— START OF Task inputs —

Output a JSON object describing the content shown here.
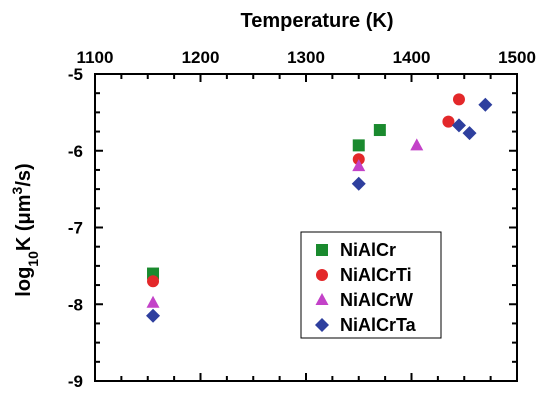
{
  "chart_data": {
    "type": "scatter",
    "title": "",
    "xlabel": "Temperature (K)",
    "ylabel_parts": {
      "prefix": "log",
      "sub": "10",
      "mid": "K (μm",
      "sup": "3",
      "suffix": "/s)"
    },
    "xlim": [
      1100,
      1500
    ],
    "ylim": [
      -9,
      -5
    ],
    "x_axis_position": "top",
    "x_ticks": [
      1100,
      1200,
      1300,
      1400,
      1500
    ],
    "y_ticks": [
      -5,
      -6,
      -7,
      -8,
      -9
    ],
    "x_tick_labels": [
      "1100",
      "1200",
      "1300",
      "1400",
      "1500"
    ],
    "y_tick_labels": [
      "-5",
      "-6",
      "-7",
      "-8",
      "-9"
    ],
    "grid": false,
    "legend_position": "lower-right",
    "series": [
      {
        "name": "NiAlCr",
        "marker": "square",
        "color": "#1a8a2e",
        "points": [
          [
            1155,
            -7.6
          ],
          [
            1350,
            -5.93
          ],
          [
            1370,
            -5.73
          ]
        ]
      },
      {
        "name": "NiAlCrTi",
        "marker": "circle",
        "color": "#e3282a",
        "points": [
          [
            1155,
            -7.7
          ],
          [
            1350,
            -6.11
          ],
          [
            1435,
            -5.62
          ],
          [
            1445,
            -5.33
          ]
        ]
      },
      {
        "name": "NiAlCrW",
        "marker": "triangle",
        "color": "#c342c8",
        "points": [
          [
            1155,
            -7.98
          ],
          [
            1350,
            -6.2
          ],
          [
            1405,
            -5.93
          ]
        ]
      },
      {
        "name": "NiAlCrTa",
        "marker": "diamond",
        "color": "#2e3f9e",
        "points": [
          [
            1155,
            -8.15
          ],
          [
            1350,
            -6.43
          ],
          [
            1445,
            -5.67
          ],
          [
            1455,
            -5.77
          ],
          [
            1470,
            -5.4
          ]
        ]
      }
    ]
  }
}
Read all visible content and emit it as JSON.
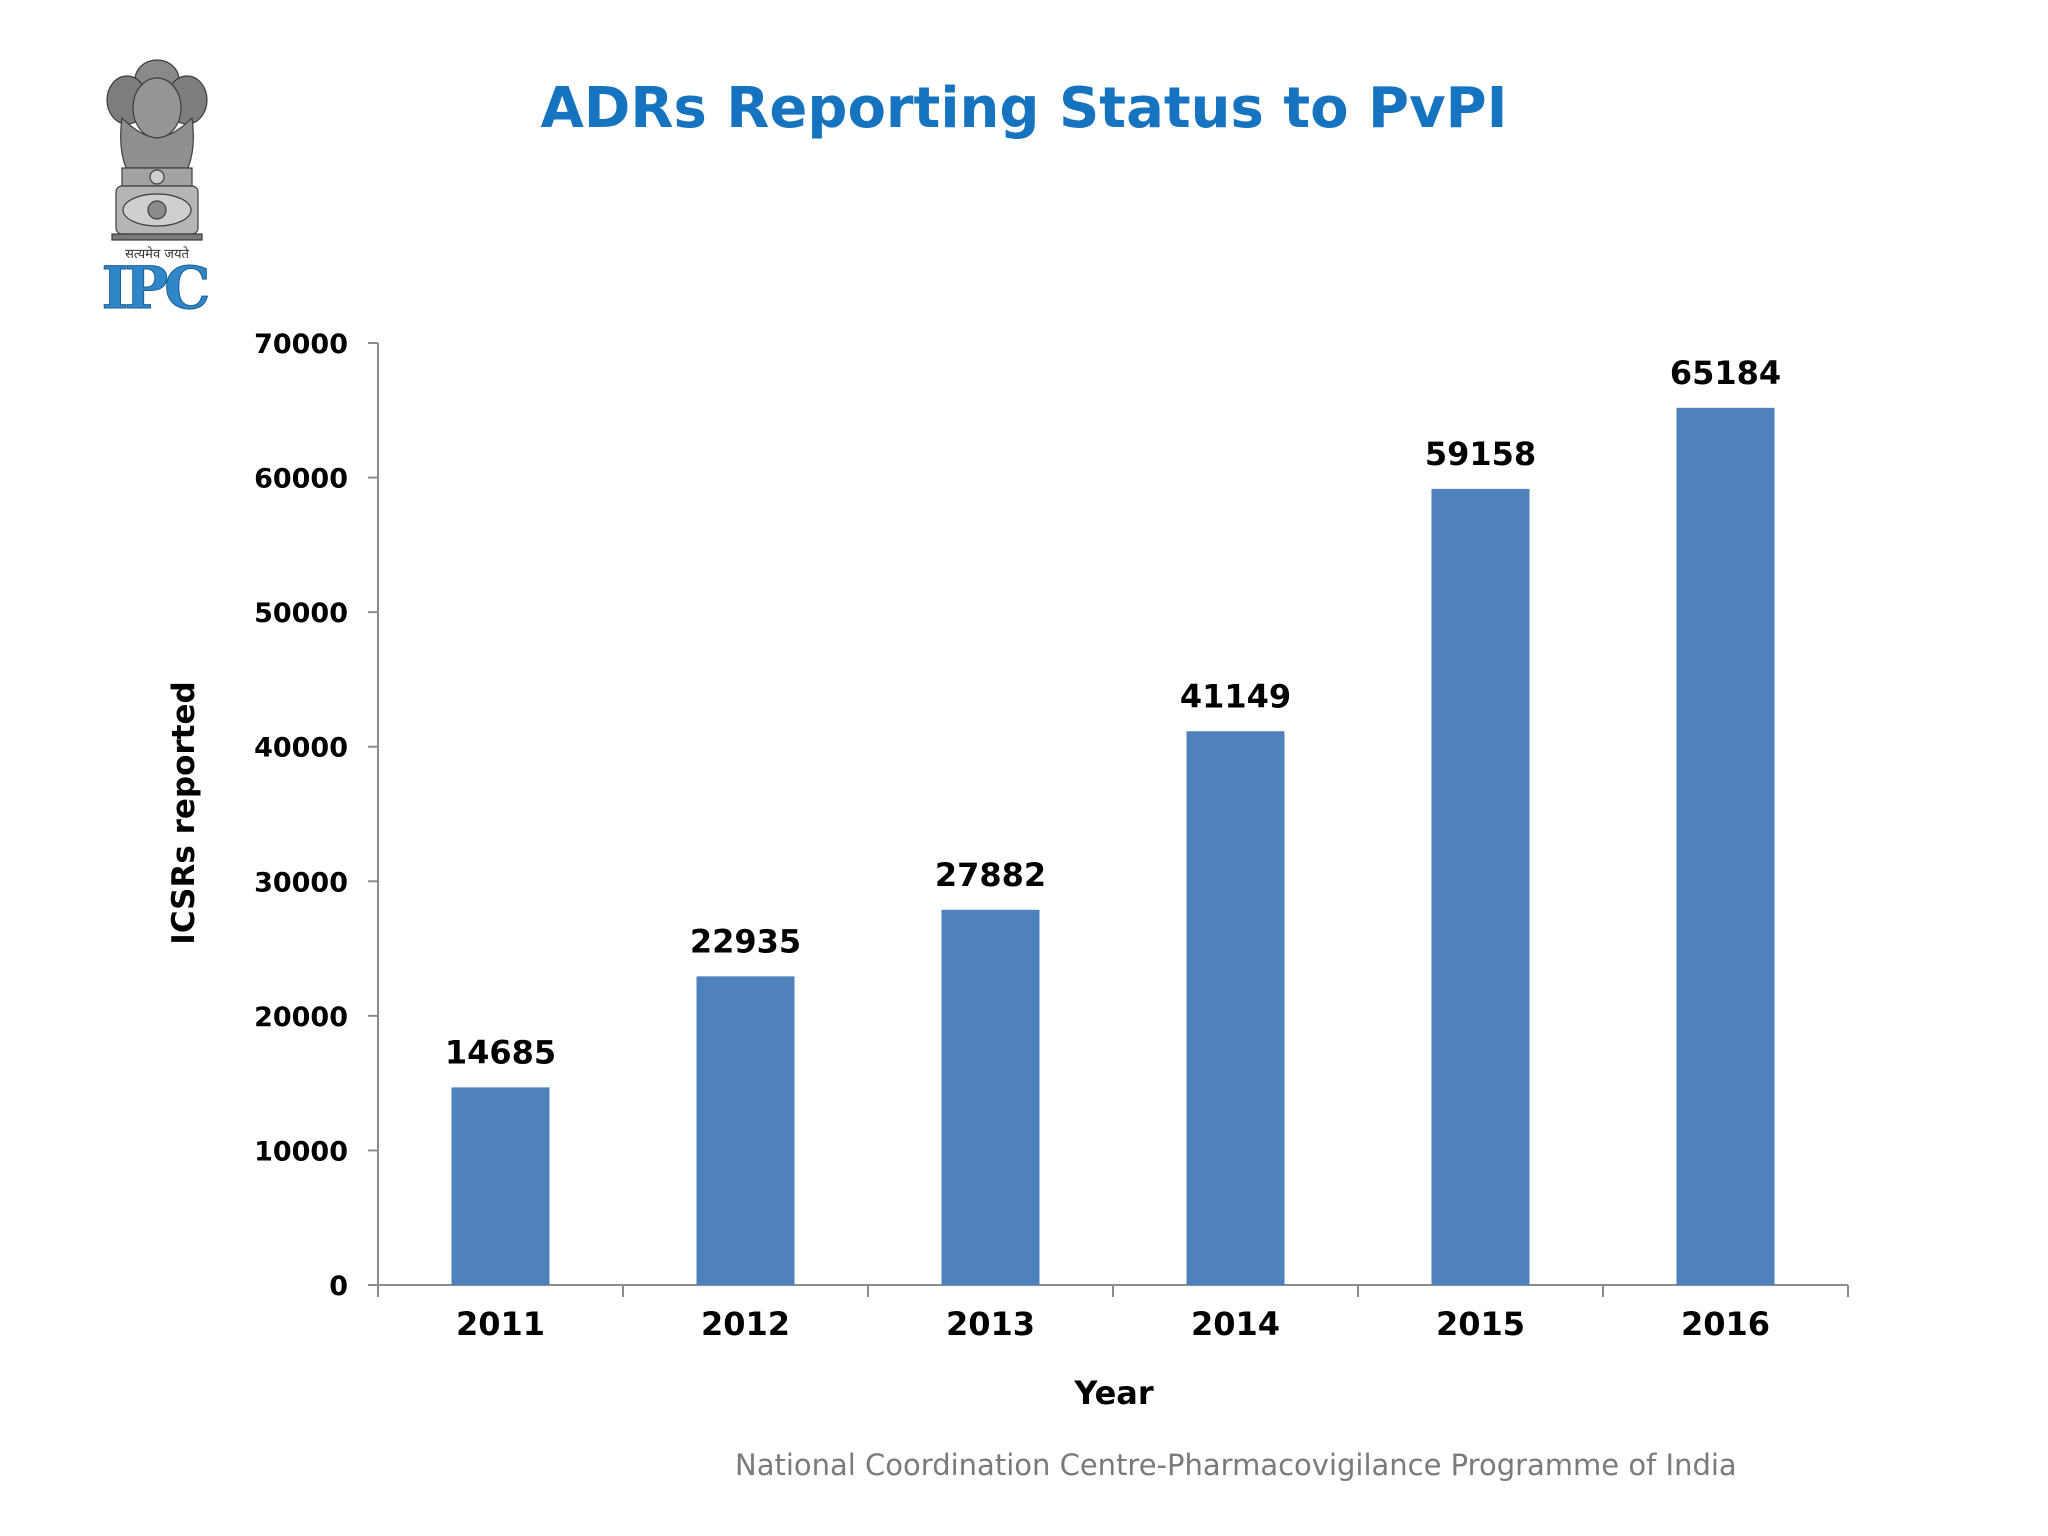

— END OF Task inputs —

### Your objective
Reproduce the material word for word, minus the images.

### Correct output
Output a JSON object describing the content shown here.
{
  "chart_data": {
    "type": "scatter",
    "title": "",
    "xlabel": "Temperature (K)",
    "ylabel_parts": {
      "prefix": "log",
      "sub": "10",
      "mid": "K (μm",
      "sup": "3",
      "suffix": "/s)"
    },
    "xlim": [
      1100,
      1500
    ],
    "ylim": [
      -9,
      -5
    ],
    "x_axis_position": "top",
    "x_ticks": [
      1100,
      1200,
      1300,
      1400,
      1500
    ],
    "y_ticks": [
      -5,
      -6,
      -7,
      -8,
      -9
    ],
    "x_tick_labels": [
      "1100",
      "1200",
      "1300",
      "1400",
      "1500"
    ],
    "y_tick_labels": [
      "-5",
      "-6",
      "-7",
      "-8",
      "-9"
    ],
    "grid": false,
    "legend_position": "lower-right",
    "series": [
      {
        "name": "NiAlCr",
        "marker": "square",
        "color": "#1a8a2e",
        "points": [
          [
            1155,
            -7.6
          ],
          [
            1350,
            -5.93
          ],
          [
            1370,
            -5.73
          ]
        ]
      },
      {
        "name": "NiAlCrTi",
        "marker": "circle",
        "color": "#e3282a",
        "points": [
          [
            1155,
            -7.7
          ],
          [
            1350,
            -6.11
          ],
          [
            1435,
            -5.62
          ],
          [
            1445,
            -5.33
          ]
        ]
      },
      {
        "name": "NiAlCrW",
        "marker": "triangle",
        "color": "#c342c8",
        "points": [
          [
            1155,
            -7.98
          ],
          [
            1350,
            -6.2
          ],
          [
            1405,
            -5.93
          ]
        ]
      },
      {
        "name": "NiAlCrTa",
        "marker": "diamond",
        "color": "#2e3f9e",
        "points": [
          [
            1155,
            -8.15
          ],
          [
            1350,
            -6.43
          ],
          [
            1445,
            -5.67
          ],
          [
            1455,
            -5.77
          ],
          [
            1470,
            -5.4
          ]
        ]
      }
    ]
  }
}
Read all visible content and emit it as JSON.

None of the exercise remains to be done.